[WHAT YOU ARE ASKED TO DO] Write out exactly, with no other output, the lines below from the one that contains "Transcribe the text in this document." through the end.

[RAW RECORDS]
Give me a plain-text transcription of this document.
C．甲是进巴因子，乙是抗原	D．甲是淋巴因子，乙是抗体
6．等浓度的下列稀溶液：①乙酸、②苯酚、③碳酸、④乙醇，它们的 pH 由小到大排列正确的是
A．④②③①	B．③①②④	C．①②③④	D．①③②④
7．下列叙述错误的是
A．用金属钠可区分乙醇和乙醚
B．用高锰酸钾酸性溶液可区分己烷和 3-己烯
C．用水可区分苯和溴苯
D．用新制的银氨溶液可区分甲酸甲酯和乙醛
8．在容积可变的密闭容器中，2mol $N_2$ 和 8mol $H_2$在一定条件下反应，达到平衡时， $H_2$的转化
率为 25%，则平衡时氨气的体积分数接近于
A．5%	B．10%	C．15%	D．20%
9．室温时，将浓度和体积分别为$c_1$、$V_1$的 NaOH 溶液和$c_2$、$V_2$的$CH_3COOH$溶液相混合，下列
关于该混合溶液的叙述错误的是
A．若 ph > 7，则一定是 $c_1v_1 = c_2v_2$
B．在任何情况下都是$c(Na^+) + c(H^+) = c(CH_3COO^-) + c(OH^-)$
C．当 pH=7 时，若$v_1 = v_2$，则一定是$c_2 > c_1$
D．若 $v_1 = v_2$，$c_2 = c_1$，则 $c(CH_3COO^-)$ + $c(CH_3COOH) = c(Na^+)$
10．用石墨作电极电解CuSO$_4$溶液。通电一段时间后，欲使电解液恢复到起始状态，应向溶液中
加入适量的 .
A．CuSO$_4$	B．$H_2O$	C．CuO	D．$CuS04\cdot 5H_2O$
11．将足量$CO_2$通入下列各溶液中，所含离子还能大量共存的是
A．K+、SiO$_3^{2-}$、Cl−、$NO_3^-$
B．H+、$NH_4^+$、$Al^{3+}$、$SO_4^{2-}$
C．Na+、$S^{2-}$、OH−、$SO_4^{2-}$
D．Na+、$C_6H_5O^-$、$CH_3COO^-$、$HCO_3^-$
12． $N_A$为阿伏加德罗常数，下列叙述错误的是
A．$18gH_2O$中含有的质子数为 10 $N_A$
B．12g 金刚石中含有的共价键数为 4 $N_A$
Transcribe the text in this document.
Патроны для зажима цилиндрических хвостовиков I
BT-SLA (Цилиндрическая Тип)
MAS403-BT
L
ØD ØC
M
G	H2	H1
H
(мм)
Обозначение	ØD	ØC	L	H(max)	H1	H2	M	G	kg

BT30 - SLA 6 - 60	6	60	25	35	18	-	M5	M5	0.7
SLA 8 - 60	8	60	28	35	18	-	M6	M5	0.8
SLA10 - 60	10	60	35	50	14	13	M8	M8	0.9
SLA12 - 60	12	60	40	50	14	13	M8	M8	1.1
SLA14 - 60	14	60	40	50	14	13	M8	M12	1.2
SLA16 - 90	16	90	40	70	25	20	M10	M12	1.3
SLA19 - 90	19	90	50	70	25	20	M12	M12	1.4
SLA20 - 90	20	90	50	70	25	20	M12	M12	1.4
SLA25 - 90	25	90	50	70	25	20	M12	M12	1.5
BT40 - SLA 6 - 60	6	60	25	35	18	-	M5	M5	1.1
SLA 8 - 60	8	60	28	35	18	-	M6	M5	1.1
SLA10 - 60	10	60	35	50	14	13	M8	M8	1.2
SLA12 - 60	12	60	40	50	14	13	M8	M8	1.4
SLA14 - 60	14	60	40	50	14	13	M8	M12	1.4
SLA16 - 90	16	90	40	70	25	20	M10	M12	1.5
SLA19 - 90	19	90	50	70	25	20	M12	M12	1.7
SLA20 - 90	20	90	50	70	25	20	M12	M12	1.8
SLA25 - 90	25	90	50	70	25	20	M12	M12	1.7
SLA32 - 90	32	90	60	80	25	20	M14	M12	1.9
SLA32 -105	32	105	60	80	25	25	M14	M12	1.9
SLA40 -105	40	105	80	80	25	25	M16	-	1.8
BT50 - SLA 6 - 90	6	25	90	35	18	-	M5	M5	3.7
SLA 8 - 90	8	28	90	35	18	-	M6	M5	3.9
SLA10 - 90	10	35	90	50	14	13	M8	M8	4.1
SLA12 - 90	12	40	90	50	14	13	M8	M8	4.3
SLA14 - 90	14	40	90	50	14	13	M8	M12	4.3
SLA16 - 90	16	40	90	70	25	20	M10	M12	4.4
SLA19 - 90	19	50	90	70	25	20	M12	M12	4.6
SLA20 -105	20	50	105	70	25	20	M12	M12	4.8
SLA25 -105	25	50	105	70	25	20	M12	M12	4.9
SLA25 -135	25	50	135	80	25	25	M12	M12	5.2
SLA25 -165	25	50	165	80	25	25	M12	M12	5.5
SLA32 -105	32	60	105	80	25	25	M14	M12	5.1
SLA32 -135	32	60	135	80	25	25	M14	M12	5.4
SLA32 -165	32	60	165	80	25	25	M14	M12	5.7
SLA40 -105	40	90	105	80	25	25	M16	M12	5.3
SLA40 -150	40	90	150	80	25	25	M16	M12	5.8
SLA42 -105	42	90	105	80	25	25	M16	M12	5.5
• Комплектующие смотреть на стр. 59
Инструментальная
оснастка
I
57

[WORKED ANSWER]
Transcribe the text in this document.
Патроны для зажима цилиндрических хвостовиков I
BT-SLA (Цилиндрическая Тип)
MAS403-BT
L
ØD ØC
M
G	H2	H1
H
(мм)
Обозначение	ØD	ØC	L	H(max)	H1	H2	M	G	kg

BT30 - SLA 6 - 60	6	60	25	35	18	-	M5	M5	0.7
SLA 8 - 60	8	60	28	35	18	-	M6	M5	0.8
SLA10 - 60	10	60	35	50	14	13	M8	M8	0.9
SLA12 - 60	12	60	40	50	14	13	M8	M8	1.1
SLA14 - 60	14	60	40	50	14	13	M8	M12	1.2
SLA16 - 90	16	90	40	70	25	20	M10	M12	1.3
SLA19 - 90	19	90	50	70	25	20	M12	M12	1.4
SLA20 - 90	20	90	50	70	25	20	M12	M12	1.4
SLA25 - 90	25	90	50	70	25	20	M12	M12	1.5
BT40 - SLA 6 - 60	6	60	25	35	18	-	M5	M5	1.1
SLA 8 - 60	8	60	28	35	18	-	M6	M5	1.1
SLA10 - 60	10	60	35	50	14	13	M8	M8	1.2
SLA12 - 60	12	60	40	50	14	13	M8	M8	1.4
SLA14 - 60	14	60	40	50	14	13	M8	M12	1.4
SLA16 - 90	16	90	40	70	25	20	M10	M12	1.5
SLA19 - 90	19	90	50	70	25	20	M12	M12	1.7
SLA20 - 90	20	90	50	70	25	20	M12	M12	1.8
SLA25 - 90	25	90	50	70	25	20	M12	M12	1.7
SLA32 - 90	32	90	60	80	25	20	M14	M12	1.9
SLA32 -105	32	105	60	80	25	25	M14	M12	1.9
SLA40 -105	40	105	80	80	25	25	M16	-	1.8
BT50 - SLA 6 - 90	6	25	90	35	18	-	M5	M5	3.7
SLA 8 - 90	8	28	90	35	18	-	M6	M5	3.9
SLA10 - 90	10	35	90	50	14	13	M8	M8	4.1
SLA12 - 90	12	40	90	50	14	13	M8	M8	4.3
SLA14 - 90	14	40	90	50	14	13	M8	M12	4.3
SLA16 - 90	16	40	90	70	25	20	M10	M12	4.4
SLA19 - 90	19	50	90	70	25	20	M12	M12	4.6
SLA20 -105	20	50	105	70	25	20	M12	M12	4.8
SLA25 -105	25	50	105	70	25	20	M12	M12	4.9
SLA25 -135	25	50	135	80	25	25	M12	M12	5.2
SLA25 -165	25	50	165	80	25	25	M12	M12	5.5
SLA32 -105	32	60	105	80	25	25	M14	M12	5.1
SLA32 -135	32	60	135	80	25	25	M14	M12	5.4
SLA32 -165	32	60	165	80	25	25	M14	M12	5.7
SLA40 -105	40	90	105	80	25	25	M16	M12	5.3
SLA40 -150	40	90	150	80	25	25	M16	M12	5.8
SLA42 -105	42	90	105	80	25	25	M16	M12	5.5
• Комплектующие смотреть на стр. 59
Инструментальная
оснастка
I
57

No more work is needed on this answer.